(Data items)
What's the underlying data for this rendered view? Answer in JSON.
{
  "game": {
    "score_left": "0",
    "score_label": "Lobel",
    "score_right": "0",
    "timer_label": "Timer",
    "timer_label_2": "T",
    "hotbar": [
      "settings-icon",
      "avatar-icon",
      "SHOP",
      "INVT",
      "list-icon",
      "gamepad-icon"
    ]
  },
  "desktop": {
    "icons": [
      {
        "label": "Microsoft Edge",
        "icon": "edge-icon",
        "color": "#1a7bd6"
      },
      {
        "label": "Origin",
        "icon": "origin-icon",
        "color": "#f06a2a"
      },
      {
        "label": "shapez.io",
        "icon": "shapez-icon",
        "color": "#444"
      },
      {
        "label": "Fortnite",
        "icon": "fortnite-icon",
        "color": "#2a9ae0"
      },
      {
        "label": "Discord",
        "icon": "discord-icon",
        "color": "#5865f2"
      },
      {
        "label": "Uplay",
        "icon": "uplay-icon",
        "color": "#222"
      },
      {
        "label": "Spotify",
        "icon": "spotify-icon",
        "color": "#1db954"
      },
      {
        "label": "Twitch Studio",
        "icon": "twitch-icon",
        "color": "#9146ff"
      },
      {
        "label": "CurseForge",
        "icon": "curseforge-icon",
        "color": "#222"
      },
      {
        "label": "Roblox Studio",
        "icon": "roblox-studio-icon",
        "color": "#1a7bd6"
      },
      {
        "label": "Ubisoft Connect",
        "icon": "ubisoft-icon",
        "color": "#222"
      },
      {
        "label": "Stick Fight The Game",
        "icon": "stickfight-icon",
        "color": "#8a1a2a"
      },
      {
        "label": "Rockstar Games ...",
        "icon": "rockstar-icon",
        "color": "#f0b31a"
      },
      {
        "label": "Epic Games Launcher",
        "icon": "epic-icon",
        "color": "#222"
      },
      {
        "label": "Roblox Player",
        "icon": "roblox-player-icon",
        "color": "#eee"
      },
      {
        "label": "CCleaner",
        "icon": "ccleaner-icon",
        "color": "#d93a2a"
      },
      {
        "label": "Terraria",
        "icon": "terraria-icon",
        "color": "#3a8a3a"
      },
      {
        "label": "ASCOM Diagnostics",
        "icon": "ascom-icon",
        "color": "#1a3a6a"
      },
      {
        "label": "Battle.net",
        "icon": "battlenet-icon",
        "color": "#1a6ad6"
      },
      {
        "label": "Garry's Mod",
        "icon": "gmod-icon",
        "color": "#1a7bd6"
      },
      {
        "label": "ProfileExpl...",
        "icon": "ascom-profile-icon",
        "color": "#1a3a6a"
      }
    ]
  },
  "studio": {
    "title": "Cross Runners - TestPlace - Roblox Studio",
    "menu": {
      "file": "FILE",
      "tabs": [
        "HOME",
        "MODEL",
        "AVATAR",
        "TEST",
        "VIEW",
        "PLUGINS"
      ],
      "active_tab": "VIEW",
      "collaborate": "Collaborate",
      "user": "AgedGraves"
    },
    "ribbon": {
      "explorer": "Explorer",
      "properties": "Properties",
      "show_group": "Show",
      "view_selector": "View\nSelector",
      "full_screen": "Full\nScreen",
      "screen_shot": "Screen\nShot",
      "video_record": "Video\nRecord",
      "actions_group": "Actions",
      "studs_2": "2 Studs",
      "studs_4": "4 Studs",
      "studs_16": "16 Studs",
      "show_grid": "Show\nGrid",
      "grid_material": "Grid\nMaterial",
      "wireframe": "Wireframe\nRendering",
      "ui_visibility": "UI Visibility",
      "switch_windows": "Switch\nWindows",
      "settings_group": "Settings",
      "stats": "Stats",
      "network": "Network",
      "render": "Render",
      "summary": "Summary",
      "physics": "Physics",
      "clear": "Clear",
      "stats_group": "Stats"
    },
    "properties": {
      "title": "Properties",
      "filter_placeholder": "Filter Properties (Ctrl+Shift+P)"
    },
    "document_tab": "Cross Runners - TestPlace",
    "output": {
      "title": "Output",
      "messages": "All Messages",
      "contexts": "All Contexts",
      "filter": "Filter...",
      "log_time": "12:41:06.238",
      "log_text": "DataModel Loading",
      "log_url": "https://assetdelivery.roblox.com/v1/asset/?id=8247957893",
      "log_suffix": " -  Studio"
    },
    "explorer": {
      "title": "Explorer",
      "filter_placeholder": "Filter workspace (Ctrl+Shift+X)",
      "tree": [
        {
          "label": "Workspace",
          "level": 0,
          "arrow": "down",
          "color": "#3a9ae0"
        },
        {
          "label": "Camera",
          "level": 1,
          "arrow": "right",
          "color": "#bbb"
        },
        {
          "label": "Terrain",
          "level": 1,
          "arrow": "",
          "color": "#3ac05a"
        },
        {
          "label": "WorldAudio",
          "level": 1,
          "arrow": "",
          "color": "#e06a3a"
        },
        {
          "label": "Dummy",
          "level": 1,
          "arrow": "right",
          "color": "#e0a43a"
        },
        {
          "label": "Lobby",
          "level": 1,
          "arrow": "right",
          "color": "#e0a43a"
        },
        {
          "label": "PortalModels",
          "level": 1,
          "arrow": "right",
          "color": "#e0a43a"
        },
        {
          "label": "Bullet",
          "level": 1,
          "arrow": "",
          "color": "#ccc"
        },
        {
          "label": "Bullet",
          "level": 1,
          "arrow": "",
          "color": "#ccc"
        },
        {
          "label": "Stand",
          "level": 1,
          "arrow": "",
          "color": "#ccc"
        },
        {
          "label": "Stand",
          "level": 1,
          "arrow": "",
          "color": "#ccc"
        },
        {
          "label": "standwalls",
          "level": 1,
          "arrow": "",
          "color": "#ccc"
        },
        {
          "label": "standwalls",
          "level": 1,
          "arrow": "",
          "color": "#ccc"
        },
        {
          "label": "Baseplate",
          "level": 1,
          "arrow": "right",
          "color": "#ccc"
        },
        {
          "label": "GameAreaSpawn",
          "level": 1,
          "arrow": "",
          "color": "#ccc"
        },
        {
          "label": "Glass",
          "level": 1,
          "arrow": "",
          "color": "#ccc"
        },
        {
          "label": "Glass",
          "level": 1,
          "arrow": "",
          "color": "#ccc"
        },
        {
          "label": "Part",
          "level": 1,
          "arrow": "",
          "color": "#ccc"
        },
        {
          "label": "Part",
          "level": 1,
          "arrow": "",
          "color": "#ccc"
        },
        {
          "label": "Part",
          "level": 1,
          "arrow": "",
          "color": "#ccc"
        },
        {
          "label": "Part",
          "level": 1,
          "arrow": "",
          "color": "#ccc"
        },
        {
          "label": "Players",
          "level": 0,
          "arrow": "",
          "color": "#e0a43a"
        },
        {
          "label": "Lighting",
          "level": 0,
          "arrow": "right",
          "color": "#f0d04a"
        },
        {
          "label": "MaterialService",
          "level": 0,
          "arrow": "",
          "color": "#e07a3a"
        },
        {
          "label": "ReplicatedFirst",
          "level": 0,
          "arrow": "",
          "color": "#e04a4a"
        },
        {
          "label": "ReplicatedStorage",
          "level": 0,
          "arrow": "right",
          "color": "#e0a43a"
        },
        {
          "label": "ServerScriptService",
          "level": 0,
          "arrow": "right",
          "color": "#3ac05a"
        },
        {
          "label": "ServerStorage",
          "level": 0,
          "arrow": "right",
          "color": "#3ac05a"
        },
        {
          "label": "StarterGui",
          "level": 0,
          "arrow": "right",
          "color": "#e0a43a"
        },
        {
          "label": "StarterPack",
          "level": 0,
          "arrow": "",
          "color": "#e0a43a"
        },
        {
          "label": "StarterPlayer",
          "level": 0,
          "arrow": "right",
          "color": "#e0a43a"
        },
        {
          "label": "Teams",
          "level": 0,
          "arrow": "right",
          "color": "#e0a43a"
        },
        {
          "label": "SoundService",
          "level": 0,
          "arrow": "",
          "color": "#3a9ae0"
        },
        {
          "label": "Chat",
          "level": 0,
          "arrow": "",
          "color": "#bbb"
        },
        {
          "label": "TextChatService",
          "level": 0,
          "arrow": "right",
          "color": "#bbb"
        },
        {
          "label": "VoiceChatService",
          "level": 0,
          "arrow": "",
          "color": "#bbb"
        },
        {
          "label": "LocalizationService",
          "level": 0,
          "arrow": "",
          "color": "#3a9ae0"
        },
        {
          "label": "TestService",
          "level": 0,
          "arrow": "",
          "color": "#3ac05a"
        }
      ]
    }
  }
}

| STATED PROBLEM |
Spot every line that holds "Cross" and copy it.

| RESPONSE TO THE TASK |
    "title": "Cross Runners - TestPlace - Roblox Studio",
    "document_tab": "Cross Runners - TestPlace",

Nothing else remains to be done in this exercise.